THE PROBLEM: Please continue the prompt engineering guide from the point where it stops.

EXCERPTED TEXT:
Start of Block
Introduction to Prompt Engineering
Prompt engineering is the practice of designing inputs to get desired outputs from LLMs. Good prompts dramatically improve result quality and consistency.
Basic Techniques
1. Zero-Shot Prompting
Direct instruction without examples:
Classify the sentiment of this text as positive, negative, or neutral:
Text: "The product exceeded my expectations"
Sentiment:2. Few-Shot Prompting
Provide examples to guide the model:
Classify the sentiment:
Text: "Amazing quality!" → Positive
Text: "Terrible experience" → Negative
Text: "It's okay" → Neutral
Text: "Best purchase ever" →3. Chain-of-Thought (CoT)
Ask the model to show reasoning:
Q: A store has 50 apples. They sell 20 and buy 15 more. How many?
A: Let's think step by step.
- Start: 50 apples
- Sell 20: 50 - 20 = 30
- Buy 15: 30 + 15 = 45
Final answer: 45Advanced Patterns
System Prompts
Set the model’s role and behavior:
system_prompt = """You are an expert code reviewer.
Focus on: security, performance, and maintainability.
End of Block
[Bounding box prediction data]
Start of Block
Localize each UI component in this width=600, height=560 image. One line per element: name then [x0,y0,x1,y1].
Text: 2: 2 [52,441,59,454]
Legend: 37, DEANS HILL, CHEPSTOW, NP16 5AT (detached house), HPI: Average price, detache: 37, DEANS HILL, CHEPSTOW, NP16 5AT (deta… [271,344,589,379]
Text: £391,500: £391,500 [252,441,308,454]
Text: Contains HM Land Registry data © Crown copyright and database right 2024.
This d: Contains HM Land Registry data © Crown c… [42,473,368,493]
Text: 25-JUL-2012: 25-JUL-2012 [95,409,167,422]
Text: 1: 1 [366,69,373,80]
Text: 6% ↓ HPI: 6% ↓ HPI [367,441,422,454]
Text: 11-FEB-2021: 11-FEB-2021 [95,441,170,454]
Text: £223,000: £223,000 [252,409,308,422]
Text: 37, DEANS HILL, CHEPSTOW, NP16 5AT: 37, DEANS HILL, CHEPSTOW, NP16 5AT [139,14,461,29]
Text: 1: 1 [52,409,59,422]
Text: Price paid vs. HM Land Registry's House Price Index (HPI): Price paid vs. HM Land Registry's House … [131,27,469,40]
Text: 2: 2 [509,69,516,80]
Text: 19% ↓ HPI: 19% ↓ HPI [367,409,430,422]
End of Block
TASK RESULT:
Be concise and actionable."""Structured Output
Request specific format:
Analyze this text and return JSON:
{
"sentiment": "positive|negative|neutral",
"confidence": 0.0-1.0,
"key_phrases": ["phrase1", "phrase2"]
}Self-Consistency
Generate multiple answers and vote:
answers = [llm.invoke(prompt) for _ in range(5)]
final_answer = most_common(answers)Best Practices
| Practice | Description |
|---|---|
| Be Specific | Clear instructions produce better results |
| Use Delimiters | Separate instructions, context, and input |
| Specify Format | Tell the model how to structure output |
| Add Constraints | Set boundaries (length, tone, style) |
| Iterate | Test and refine prompts |
🛠 Key Tools
| Tool | Purpose | Link |
|---|---|---|
| LangChain | Prompt Management | Details |
| PromptLayer | Version Control | Details |
| OpenAI Playground | Testing | Details |
FAQ
Q1: What is the most important prompt engineering principle?
Be specific and clear. Vague prompts produce inconsistent results.
Q2: When should I use few-shot prompting?
Use when you need consistent output format or specific reasoning style.
Q3: What is Chain-of-Thought prompting?
A technique to improve reasoning by asking the model to show step-by-step thinking.
Summary
Effective prompt engineering requires clarity, examples, and iteration. Start with simple techniques and add complexity as needed.